::: RECORDS TO USE :::

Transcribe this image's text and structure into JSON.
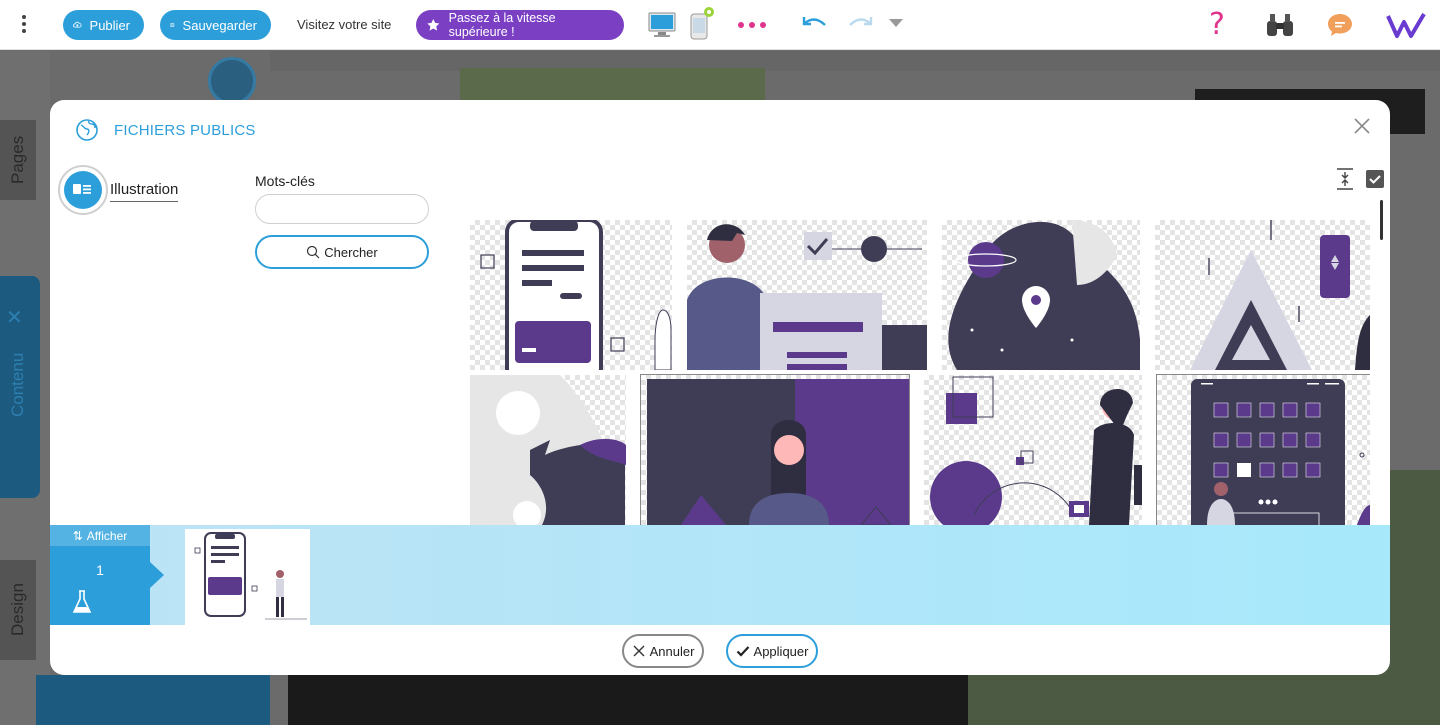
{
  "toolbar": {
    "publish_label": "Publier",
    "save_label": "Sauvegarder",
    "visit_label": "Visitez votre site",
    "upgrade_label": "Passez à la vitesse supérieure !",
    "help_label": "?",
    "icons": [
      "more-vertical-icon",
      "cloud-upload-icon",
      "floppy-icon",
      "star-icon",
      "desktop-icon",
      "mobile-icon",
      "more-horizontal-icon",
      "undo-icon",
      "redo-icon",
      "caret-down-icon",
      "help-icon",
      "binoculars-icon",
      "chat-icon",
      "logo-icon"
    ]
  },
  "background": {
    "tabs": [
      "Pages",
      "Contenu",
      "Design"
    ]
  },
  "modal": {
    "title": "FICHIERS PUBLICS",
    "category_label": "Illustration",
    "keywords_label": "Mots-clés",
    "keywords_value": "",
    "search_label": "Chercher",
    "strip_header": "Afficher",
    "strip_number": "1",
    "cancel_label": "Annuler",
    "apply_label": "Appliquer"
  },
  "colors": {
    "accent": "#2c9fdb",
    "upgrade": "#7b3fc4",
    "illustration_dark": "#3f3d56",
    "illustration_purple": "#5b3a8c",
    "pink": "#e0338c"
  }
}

:::

● GIVEN REQUEST: Ignore the images and quote every line of the listing exactly.

● SOLUTION TO THE PROBLEM:
Transcribe this image's text and structure into JSON.
{
  "toolbar": {
    "publish_label": "Publier",
    "save_label": "Sauvegarder",
    "visit_label": "Visitez votre site",
    "upgrade_label": "Passez à la vitesse supérieure !",
    "help_label": "?",
    "icons": [
      "more-vertical-icon",
      "cloud-upload-icon",
      "floppy-icon",
      "star-icon",
      "desktop-icon",
      "mobile-icon",
      "more-horizontal-icon",
      "undo-icon",
      "redo-icon",
      "caret-down-icon",
      "help-icon",
      "binoculars-icon",
      "chat-icon",
      "logo-icon"
    ]
  },
  "background": {
    "tabs": [
      "Pages",
      "Contenu",
      "Design"
    ]
  },
  "modal": {
    "title": "FICHIERS PUBLICS",
    "category_label": "Illustration",
    "keywords_label": "Mots-clés",
    "keywords_value": "",
    "search_label": "Chercher",
    "strip_header": "Afficher",
    "strip_number": "1",
    "cancel_label": "Annuler",
    "apply_label": "Appliquer"
  },
  "colors": {
    "accent": "#2c9fdb",
    "upgrade": "#7b3fc4",
    "illustration_dark": "#3f3d56",
    "illustration_purple": "#5b3a8c",
    "pink": "#e0338c"
  }
}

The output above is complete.